THE REQUEST:
Filter these entries, keeping only lines that hold the word "mental".

:::

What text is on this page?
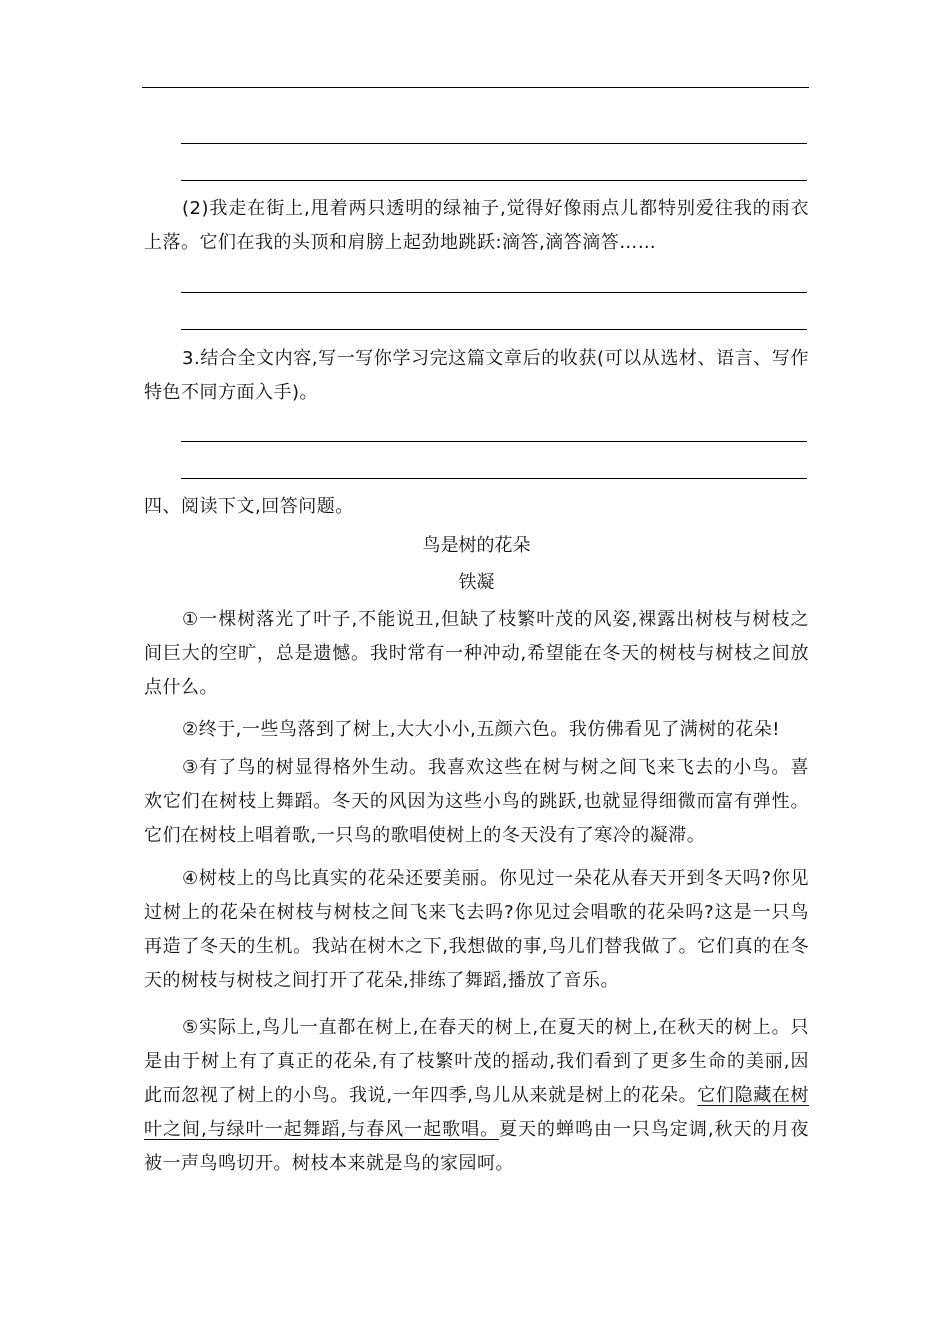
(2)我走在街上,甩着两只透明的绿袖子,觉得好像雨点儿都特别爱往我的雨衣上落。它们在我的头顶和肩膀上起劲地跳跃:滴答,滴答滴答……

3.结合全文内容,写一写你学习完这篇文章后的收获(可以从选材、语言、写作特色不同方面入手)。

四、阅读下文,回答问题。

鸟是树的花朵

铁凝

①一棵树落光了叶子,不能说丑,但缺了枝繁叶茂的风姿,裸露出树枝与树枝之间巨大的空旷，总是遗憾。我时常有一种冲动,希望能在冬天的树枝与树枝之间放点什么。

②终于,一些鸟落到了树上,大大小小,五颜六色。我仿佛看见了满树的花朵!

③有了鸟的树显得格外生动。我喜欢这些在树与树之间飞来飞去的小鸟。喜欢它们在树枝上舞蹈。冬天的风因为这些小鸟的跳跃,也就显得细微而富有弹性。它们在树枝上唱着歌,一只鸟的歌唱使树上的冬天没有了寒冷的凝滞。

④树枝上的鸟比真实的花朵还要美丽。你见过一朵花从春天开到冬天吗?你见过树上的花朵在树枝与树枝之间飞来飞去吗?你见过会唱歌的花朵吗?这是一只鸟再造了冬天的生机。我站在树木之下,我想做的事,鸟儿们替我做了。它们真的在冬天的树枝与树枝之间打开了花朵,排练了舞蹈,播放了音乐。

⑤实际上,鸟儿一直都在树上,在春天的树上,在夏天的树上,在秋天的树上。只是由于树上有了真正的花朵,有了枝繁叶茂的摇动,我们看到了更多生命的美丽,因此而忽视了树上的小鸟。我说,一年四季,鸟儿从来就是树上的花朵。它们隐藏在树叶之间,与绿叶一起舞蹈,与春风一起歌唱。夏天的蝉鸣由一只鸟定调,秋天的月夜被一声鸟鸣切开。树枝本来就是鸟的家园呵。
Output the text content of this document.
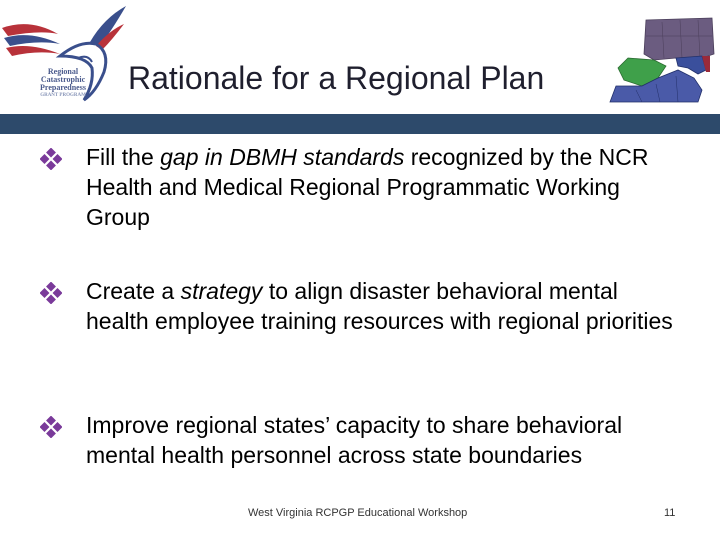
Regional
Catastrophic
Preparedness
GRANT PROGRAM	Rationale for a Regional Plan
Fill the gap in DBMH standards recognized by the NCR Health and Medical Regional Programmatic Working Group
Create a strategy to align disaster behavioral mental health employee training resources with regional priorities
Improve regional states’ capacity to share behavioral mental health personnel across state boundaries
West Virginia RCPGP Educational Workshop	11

:::

TASK SOLUTION:
Create a strategy to align disaster behavioral mental health employee training resources with regional priorities
Improve regional states’ capacity to share behavioral mental health personnel across state boundaries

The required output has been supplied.